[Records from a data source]
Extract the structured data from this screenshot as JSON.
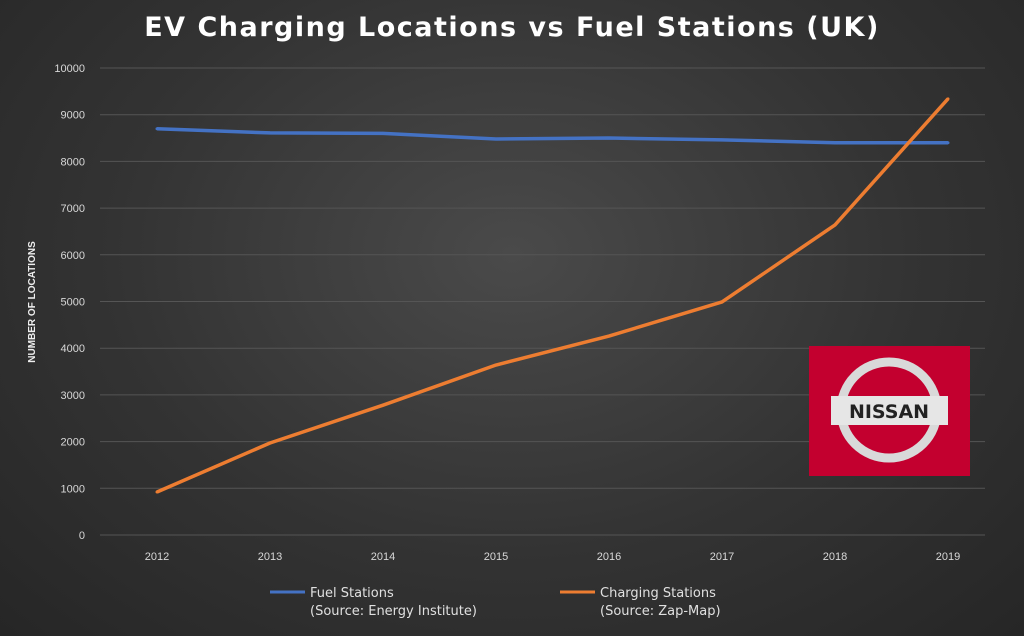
{
  "chart_data": {
    "type": "line",
    "title": "EV Charging Locations vs Fuel Stations (UK)",
    "xlabel": "",
    "ylabel": "NUMBER OF LOCATIONS",
    "ylim": [
      0,
      10000
    ],
    "yticks": [
      "0",
      "1000",
      "2000",
      "3000",
      "4000",
      "5000",
      "6000",
      "7000",
      "8000",
      "9000",
      "10000"
    ],
    "categories": [
      "2012",
      "2013",
      "2014",
      "2015",
      "2016",
      "2017",
      "2018",
      "2019"
    ],
    "grid": true,
    "legend_position": "bottom",
    "series": [
      {
        "name": "Fuel Stations",
        "source": "(Source: Energy Institute)",
        "color": "#4472C4",
        "values": [
          8700,
          8610,
          8600,
          8480,
          8500,
          8460,
          8400,
          8400
        ]
      },
      {
        "name": "Charging Stations",
        "source": "(Source: Zap-Map)",
        "color": "#ED7D31",
        "values": [
          920,
          1970,
          2780,
          3640,
          4260,
          4990,
          6640,
          9340
        ]
      }
    ]
  },
  "logo": {
    "text": "NISSAN",
    "background": "#C3002F"
  }
}
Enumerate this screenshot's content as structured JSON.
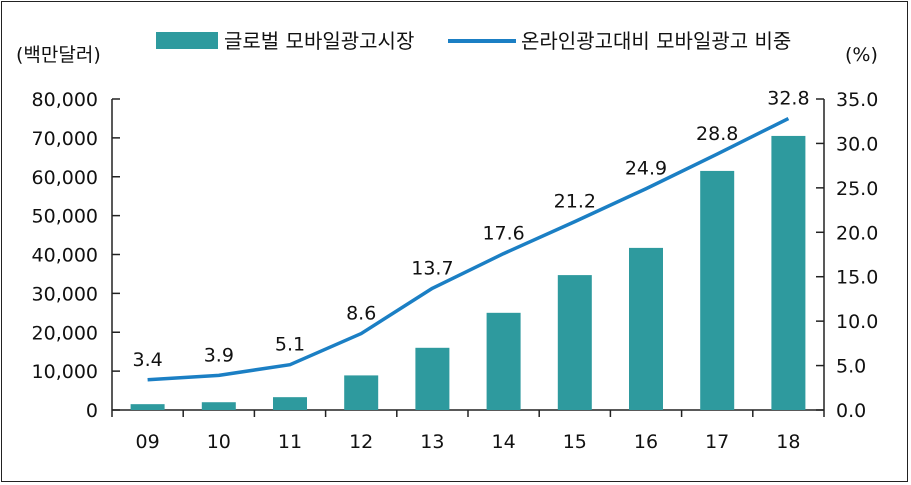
{
  "chart_data": {
    "type": "bar+line",
    "left_unit": "(백만달러)",
    "right_unit": "(%)",
    "categories": [
      "09",
      "10",
      "11",
      "12",
      "13",
      "14",
      "15",
      "16",
      "17",
      "18"
    ],
    "series": [
      {
        "name": "글로벌 모바일광고시장",
        "type": "bar",
        "axis": "left",
        "color": "#2e9a9e",
        "values": [
          1500,
          2000,
          3300,
          8900,
          16000,
          25000,
          34700,
          41700,
          61500,
          70500
        ]
      },
      {
        "name": "온라인광고대비 모바일광고 비중",
        "type": "line",
        "axis": "right",
        "color": "#1b7fc4",
        "values": [
          3.4,
          3.9,
          5.1,
          8.6,
          13.7,
          17.6,
          21.2,
          24.9,
          28.8,
          32.8
        ],
        "value_labels": [
          "3.4",
          "3.9",
          "5.1",
          "8.6",
          "13.7",
          "17.6",
          "21.2",
          "24.9",
          "28.8",
          "32.8"
        ]
      }
    ],
    "left_axis": {
      "range": [
        0,
        80000
      ],
      "tick_values": [
        0,
        10000,
        20000,
        30000,
        40000,
        50000,
        60000,
        70000,
        80000
      ],
      "tick_labels": [
        "0",
        "10,000",
        "20,000",
        "30,000",
        "40,000",
        "50,000",
        "60,000",
        "70,000",
        "80,000"
      ]
    },
    "right_axis": {
      "range": [
        0,
        35
      ],
      "tick_values": [
        0,
        5,
        10,
        15,
        20,
        25,
        30,
        35
      ],
      "tick_labels": [
        "0.0",
        "5.0",
        "10.0",
        "15.0",
        "20.0",
        "25.0",
        "30.0",
        "35.0"
      ]
    },
    "legend": "top",
    "grid": false
  }
}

▶ Description of the task: From the data above, show each line that contains "structured".

▶ Full output:
Extract the structured data from this screenshot as JSON.
Enumerate this screenshot's content as structured JSON.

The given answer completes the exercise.